▶ _Written exercise_
Print every entry, word for word, and skip the images.

▶ _Data to use_
________________
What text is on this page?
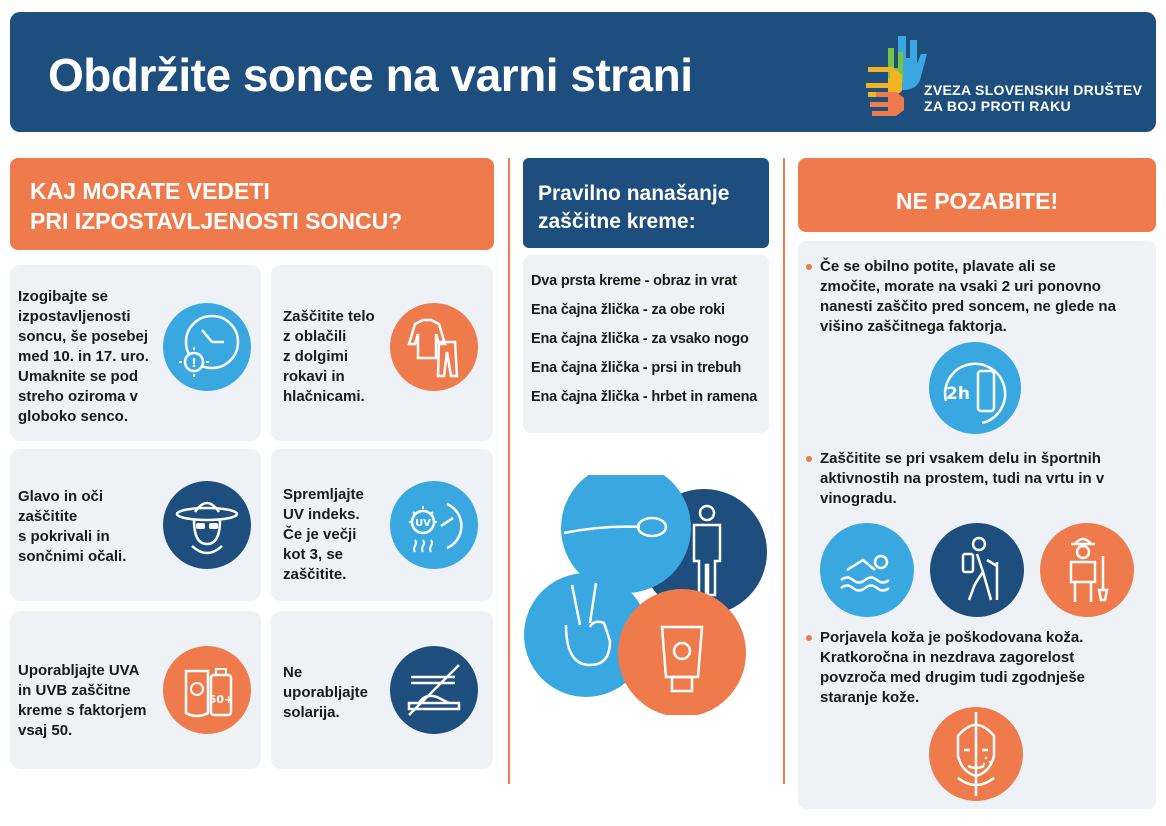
Obdržite sonce na varni strani	ZVEZA SLOVENSKIH DRUŠTEV
ZA BOJ PROTI RAKU
KAJ MORATE VEDETI
PRI IZPOSTAVLJENOSTI SONCU?
Izogibajte se
izpostavljenosti
soncu, še posebej
med 10. in 17. uro.
Umaknite se pod
streho oziroma v
globoko senco.
!
Zaščitite telo
z oblačili
z dolgimi
rokavi in
hlačnicami.
Glavo in oči
zaščitite
s pokrivali in
sončnimi očali.
Spremljajte
UV indeks.
Če je večji
kot 3, se
zaščitite.
UV
Uporabljajte UVA
in UVB zaščitne
kreme s faktorjem
vsaj 50.
50+
Ne
uporabljajte
solarija.
Pravilno nanašanje
zaščitne kreme:
Dva prsta kreme - obraz in vrat
Ena čajna žlička - za obe roki
Ena čajna žlička - za vsako nogo
Ena čajna žlička - prsi in trebuh
Ena čajna žlička - hrbet in ramena
NE POZABITE!
Če se obilno potite, plavate ali se
zmočite, morate na vsaki 2 uri ponovno
nanesti zaščito pred soncem, ne glede na
višino zaščitnega faktorja.
2h
Zaščitite se pri vsakem delu in športnih
aktivnostih na prostem, tudi na vrtu in v
vinogradu.
Porjavela koža je poškodovana koža.
Kratkoročna in nezdrava zagorelost
povzroča med drugim tudi zgodnješe
staranje kože.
________________
▶ _Solution to this problem_
What text is on this page?
Obdržite sonce na varni strani	ZVEZA SLOVENSKIH DRUŠTEV
ZA BOJ PROTI RAKU
KAJ MORATE VEDETI
PRI IZPOSTAVLJENOSTI SONCU?
Izogibajte se
izpostavljenosti
soncu, še posebej
med 10. in 17. uro.
Umaknite se pod
streho oziroma v
globoko senco.
!
Zaščitite telo
z oblačili
z dolgimi
rokavi in
hlačnicami.
Glavo in oči
zaščitite
s pokrivali in
sončnimi očali.
Spremljajte
UV indeks.
Če je večji
kot 3, se
zaščitite.
UV
Uporabljajte UVA
in UVB zaščitne
kreme s faktorjem
vsaj 50.
50+
Ne
uporabljajte
solarija.
Pravilno nanašanje
zaščitne kreme:
Dva prsta kreme - obraz in vrat
Ena čajna žlička - za obe roki
Ena čajna žlička - za vsako nogo
Ena čajna žlička - prsi in trebuh
Ena čajna žlička - hrbet in ramena
NE POZABITE!
Če se obilno potite, plavate ali se
zmočite, morate na vsaki 2 uri ponovno
nanesti zaščito pred soncem, ne glede na
višino zaščitnega faktorja.
2h
Zaščitite se pri vsakem delu in športnih
aktivnostih na prostem, tudi na vrtu in v
vinogradu.
Porjavela koža je poškodovana koža.
Kratkoročna in nezdrava zagorelost
povzroča med drugim tudi zgodnješe
staranje kože.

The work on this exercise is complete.